WRITTEN PROBLEM:
Wherever the word "document" appears in a line, extract that line.

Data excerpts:
——

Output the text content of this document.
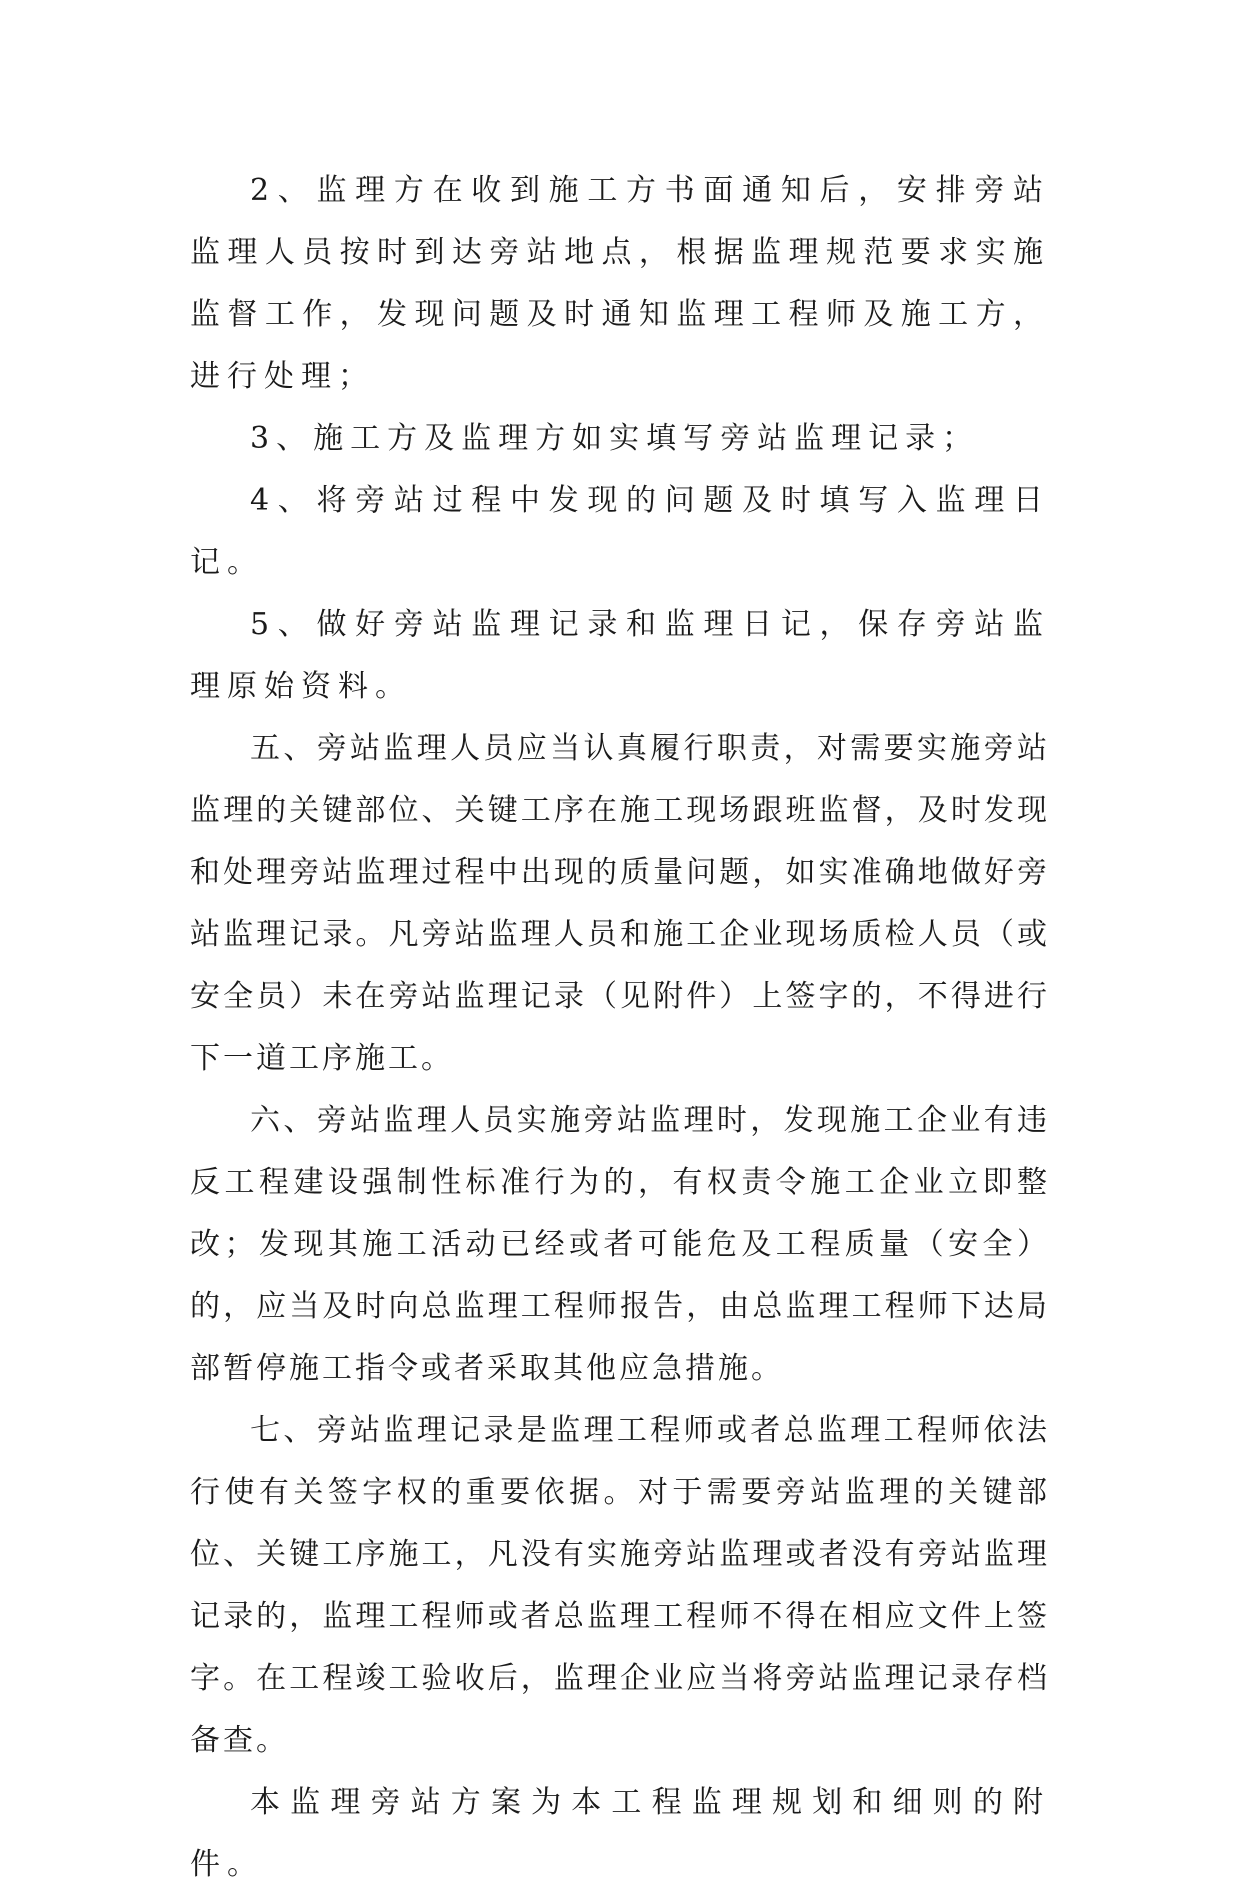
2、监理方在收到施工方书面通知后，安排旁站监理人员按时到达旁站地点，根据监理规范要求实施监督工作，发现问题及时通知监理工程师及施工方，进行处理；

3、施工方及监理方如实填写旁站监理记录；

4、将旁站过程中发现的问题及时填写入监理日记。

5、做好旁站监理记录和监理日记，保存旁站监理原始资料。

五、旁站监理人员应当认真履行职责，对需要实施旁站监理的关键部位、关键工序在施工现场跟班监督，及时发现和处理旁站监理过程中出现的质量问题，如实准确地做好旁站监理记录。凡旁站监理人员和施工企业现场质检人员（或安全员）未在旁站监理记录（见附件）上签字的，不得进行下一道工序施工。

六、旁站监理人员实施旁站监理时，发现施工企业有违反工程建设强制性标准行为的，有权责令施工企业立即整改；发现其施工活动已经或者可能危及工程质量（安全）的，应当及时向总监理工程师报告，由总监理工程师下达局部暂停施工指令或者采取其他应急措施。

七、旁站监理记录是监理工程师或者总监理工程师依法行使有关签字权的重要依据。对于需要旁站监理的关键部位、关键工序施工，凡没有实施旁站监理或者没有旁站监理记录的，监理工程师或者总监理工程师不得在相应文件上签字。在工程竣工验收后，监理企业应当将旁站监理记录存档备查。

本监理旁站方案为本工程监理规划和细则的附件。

——

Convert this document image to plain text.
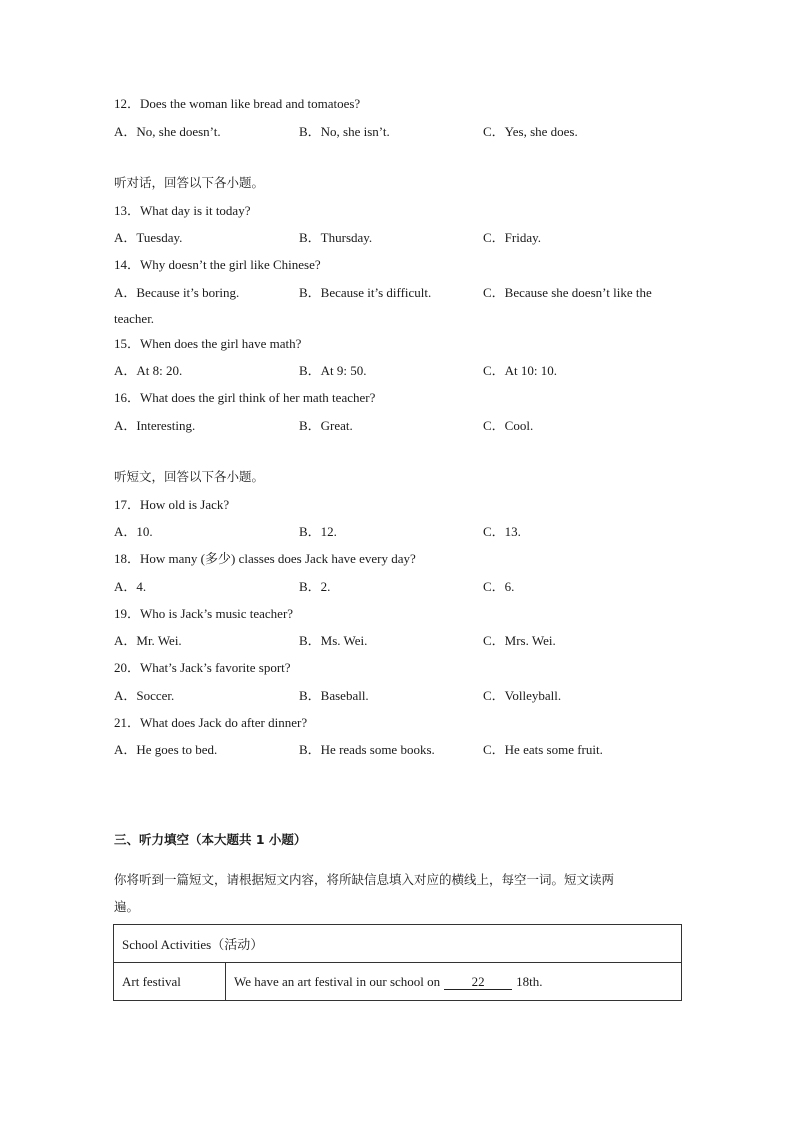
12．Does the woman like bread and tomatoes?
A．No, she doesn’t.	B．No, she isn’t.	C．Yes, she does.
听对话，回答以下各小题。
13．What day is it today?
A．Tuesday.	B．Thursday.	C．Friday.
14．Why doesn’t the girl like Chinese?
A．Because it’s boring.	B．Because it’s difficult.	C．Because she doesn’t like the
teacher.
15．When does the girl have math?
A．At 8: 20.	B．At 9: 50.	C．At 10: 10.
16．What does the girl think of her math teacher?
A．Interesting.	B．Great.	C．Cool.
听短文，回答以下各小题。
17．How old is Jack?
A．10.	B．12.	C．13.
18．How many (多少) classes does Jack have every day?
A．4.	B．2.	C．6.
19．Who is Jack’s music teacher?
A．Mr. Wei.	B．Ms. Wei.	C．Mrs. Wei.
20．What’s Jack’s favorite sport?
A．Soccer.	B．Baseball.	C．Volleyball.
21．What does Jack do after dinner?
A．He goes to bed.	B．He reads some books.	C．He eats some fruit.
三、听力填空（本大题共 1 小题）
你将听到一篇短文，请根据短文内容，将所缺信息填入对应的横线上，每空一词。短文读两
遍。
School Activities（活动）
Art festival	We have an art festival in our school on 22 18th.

——

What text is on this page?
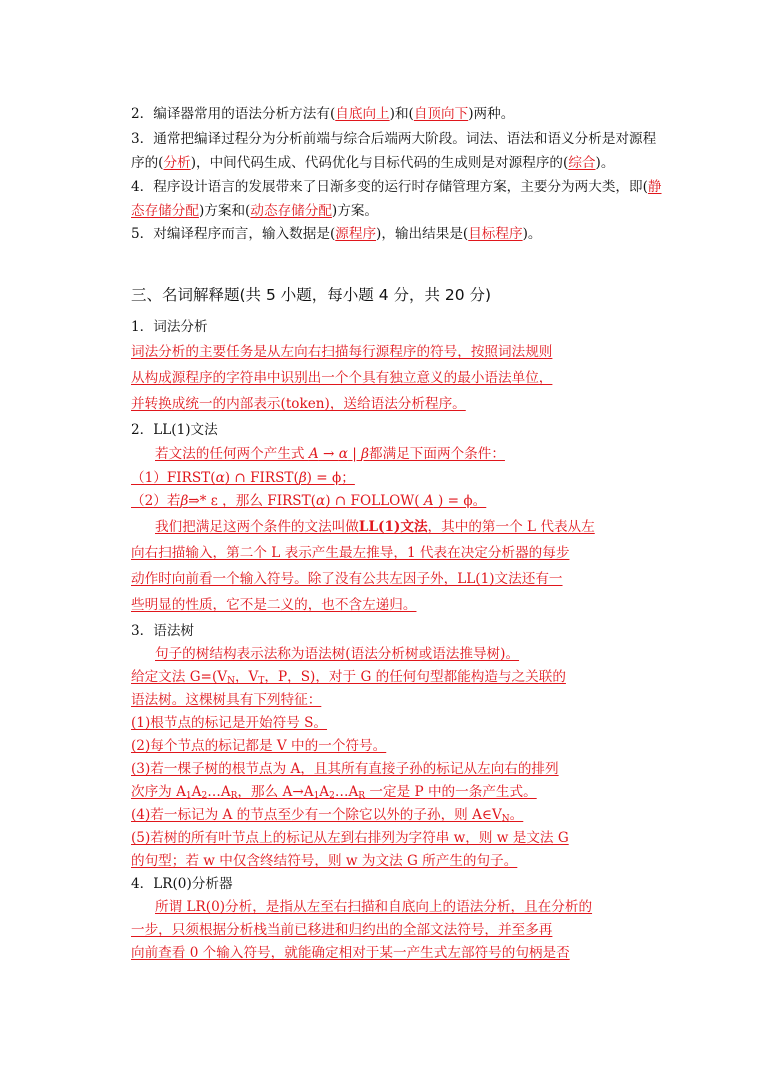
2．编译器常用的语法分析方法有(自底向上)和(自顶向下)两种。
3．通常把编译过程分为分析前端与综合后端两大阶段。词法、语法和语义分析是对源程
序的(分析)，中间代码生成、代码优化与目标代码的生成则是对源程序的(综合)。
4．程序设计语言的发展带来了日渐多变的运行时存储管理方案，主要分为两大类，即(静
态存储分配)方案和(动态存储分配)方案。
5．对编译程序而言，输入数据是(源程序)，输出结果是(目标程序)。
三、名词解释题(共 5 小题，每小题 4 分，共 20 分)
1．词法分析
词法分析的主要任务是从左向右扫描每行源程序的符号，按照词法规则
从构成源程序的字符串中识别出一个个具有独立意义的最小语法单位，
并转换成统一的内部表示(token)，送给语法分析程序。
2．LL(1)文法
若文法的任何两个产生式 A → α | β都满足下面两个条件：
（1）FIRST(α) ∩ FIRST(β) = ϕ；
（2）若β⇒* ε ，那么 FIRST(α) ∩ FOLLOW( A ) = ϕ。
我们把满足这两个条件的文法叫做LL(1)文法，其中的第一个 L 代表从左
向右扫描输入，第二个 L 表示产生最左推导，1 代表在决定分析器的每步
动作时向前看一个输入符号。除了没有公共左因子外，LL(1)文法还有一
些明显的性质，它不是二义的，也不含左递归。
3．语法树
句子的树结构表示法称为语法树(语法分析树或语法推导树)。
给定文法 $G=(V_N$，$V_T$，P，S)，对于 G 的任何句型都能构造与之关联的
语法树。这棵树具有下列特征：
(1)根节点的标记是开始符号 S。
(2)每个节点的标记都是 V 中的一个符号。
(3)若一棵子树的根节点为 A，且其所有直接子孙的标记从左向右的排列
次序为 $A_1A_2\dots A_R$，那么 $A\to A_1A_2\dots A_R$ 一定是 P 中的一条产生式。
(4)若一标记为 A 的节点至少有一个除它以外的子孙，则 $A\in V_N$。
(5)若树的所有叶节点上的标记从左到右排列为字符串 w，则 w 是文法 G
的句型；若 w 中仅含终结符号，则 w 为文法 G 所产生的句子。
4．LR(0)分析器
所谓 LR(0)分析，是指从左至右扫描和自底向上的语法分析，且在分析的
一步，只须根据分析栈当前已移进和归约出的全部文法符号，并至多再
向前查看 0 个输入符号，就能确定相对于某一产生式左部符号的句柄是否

——

CORRECT ANSWER:
Output the text content of this document.
Convert this document image to plain text.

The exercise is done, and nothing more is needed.